* **Stated problem**: The records below must be transcribed exactly. Do not include the pictures.
--- start of Dataset excerpts ---
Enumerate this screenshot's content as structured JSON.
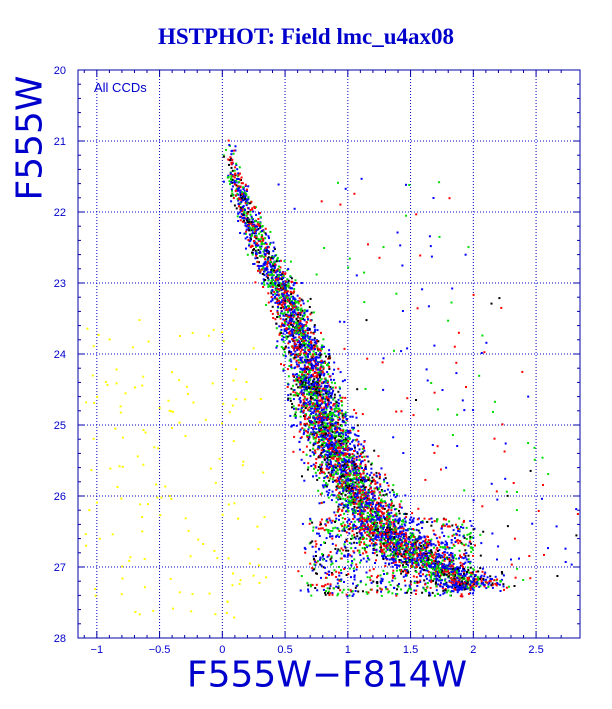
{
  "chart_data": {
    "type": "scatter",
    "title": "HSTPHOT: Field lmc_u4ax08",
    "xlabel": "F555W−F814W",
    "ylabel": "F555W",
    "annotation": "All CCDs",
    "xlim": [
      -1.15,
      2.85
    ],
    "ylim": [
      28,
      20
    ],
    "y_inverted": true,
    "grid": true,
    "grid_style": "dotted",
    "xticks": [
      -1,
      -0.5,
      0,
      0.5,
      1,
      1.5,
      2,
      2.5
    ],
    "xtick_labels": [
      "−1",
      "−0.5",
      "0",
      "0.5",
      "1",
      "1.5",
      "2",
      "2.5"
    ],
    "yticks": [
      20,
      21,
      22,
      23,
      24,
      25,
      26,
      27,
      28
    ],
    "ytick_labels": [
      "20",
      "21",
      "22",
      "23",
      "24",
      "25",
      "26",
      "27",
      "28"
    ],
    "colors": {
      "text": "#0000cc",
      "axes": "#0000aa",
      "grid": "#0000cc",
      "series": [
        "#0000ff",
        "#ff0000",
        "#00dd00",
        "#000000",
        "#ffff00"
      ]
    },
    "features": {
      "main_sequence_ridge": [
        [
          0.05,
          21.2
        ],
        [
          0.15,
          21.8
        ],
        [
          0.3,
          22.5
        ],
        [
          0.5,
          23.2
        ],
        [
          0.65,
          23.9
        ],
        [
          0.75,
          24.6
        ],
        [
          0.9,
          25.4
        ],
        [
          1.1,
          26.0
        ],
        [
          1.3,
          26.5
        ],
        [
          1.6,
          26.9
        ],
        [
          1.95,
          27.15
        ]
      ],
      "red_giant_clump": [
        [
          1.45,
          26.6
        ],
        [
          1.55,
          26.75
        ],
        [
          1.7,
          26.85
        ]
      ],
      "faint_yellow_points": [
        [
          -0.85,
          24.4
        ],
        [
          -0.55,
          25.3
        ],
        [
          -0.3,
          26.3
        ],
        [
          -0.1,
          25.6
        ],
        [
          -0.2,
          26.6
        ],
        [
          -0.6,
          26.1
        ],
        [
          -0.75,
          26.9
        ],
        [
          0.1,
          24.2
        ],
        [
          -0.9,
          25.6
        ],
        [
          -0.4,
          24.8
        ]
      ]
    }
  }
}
--- end of Dataset excerpts ---
* **Exercise output**:
Enumerate this screenshot's content as structured JSON.
{
  "chart_data": {
    "type": "scatter",
    "title": "HSTPHOT: Field lmc_u4ax08",
    "xlabel": "F555W−F814W",
    "ylabel": "F555W",
    "annotation": "All CCDs",
    "xlim": [
      -1.15,
      2.85
    ],
    "ylim": [
      28,
      20
    ],
    "y_inverted": true,
    "grid": true,
    "grid_style": "dotted",
    "xticks": [
      -1,
      -0.5,
      0,
      0.5,
      1,
      1.5,
      2,
      2.5
    ],
    "xtick_labels": [
      "−1",
      "−0.5",
      "0",
      "0.5",
      "1",
      "1.5",
      "2",
      "2.5"
    ],
    "yticks": [
      20,
      21,
      22,
      23,
      24,
      25,
      26,
      27,
      28
    ],
    "ytick_labels": [
      "20",
      "21",
      "22",
      "23",
      "24",
      "25",
      "26",
      "27",
      "28"
    ],
    "colors": {
      "text": "#0000cc",
      "axes": "#0000aa",
      "grid": "#0000cc",
      "series": [
        "#0000ff",
        "#ff0000",
        "#00dd00",
        "#000000",
        "#ffff00"
      ]
    },
    "features": {
      "main_sequence_ridge": [
        [
          0.05,
          21.2
        ],
        [
          0.15,
          21.8
        ],
        [
          0.3,
          22.5
        ],
        [
          0.5,
          23.2
        ],
        [
          0.65,
          23.9
        ],
        [
          0.75,
          24.6
        ],
        [
          0.9,
          25.4
        ],
        [
          1.1,
          26.0
        ],
        [
          1.3,
          26.5
        ],
        [
          1.6,
          26.9
        ],
        [
          1.95,
          27.15
        ]
      ],
      "red_giant_clump": [
        [
          1.45,
          26.6
        ],
        [
          1.55,
          26.75
        ],
        [
          1.7,
          26.85
        ]
      ],
      "faint_yellow_points": [
        [
          -0.85,
          24.4
        ],
        [
          -0.55,
          25.3
        ],
        [
          -0.3,
          26.3
        ],
        [
          -0.1,
          25.6
        ],
        [
          -0.2,
          26.6
        ],
        [
          -0.6,
          26.1
        ],
        [
          -0.75,
          26.9
        ],
        [
          0.1,
          24.2
        ],
        [
          -0.9,
          25.6
        ],
        [
          -0.4,
          24.8
        ]
      ]
    }
  }
}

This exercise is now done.